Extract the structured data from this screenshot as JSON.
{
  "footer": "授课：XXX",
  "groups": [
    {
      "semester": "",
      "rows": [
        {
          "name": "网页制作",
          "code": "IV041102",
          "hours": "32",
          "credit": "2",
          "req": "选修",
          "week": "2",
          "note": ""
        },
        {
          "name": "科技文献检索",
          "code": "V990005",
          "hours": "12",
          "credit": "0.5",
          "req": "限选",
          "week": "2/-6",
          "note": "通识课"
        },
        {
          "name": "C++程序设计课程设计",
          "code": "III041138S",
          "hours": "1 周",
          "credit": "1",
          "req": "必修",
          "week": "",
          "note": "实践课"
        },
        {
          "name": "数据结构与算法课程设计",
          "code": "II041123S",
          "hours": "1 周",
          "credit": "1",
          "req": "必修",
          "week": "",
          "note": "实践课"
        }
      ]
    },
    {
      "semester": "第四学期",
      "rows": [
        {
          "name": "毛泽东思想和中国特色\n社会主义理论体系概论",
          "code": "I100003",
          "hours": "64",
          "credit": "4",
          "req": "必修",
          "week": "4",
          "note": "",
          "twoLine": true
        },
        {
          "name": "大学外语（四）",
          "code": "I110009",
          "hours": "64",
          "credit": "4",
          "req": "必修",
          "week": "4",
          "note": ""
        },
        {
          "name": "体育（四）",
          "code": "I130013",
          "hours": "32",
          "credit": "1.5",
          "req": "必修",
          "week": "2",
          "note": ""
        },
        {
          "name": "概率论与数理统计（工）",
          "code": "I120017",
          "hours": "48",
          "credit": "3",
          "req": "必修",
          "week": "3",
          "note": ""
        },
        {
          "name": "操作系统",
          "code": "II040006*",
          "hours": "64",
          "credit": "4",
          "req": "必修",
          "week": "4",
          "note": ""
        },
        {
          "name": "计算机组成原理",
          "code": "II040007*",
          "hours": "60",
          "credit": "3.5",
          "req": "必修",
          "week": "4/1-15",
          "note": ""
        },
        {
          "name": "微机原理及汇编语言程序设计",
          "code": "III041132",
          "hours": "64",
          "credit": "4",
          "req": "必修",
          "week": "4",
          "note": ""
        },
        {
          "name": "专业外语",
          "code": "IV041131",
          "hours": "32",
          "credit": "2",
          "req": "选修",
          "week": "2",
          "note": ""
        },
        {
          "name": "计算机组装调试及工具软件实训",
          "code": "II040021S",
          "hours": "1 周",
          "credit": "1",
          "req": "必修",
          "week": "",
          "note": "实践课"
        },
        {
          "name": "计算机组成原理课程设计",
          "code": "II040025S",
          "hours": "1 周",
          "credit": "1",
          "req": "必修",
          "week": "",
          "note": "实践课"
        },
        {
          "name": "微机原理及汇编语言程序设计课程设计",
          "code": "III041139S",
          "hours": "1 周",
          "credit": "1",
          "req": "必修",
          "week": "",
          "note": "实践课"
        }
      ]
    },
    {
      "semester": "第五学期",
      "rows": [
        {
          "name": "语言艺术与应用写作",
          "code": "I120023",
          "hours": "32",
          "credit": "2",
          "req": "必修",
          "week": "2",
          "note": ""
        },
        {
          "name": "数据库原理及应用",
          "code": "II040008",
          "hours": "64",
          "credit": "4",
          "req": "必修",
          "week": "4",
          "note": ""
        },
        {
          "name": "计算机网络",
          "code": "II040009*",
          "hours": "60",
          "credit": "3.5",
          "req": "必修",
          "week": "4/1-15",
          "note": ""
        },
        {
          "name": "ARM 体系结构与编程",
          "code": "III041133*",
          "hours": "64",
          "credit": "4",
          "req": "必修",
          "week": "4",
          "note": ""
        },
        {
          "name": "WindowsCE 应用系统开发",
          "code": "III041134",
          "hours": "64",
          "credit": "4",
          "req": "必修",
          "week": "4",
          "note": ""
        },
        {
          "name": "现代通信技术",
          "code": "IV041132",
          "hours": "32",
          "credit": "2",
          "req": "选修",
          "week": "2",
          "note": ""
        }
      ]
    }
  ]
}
________________
◆ **What you have to do**: Select and copy every line from the records that includes the word "semester".

◆ **Exercise answer**:
      "semester": "",
      "semester": "第四学期",
      "semester": "第五学期",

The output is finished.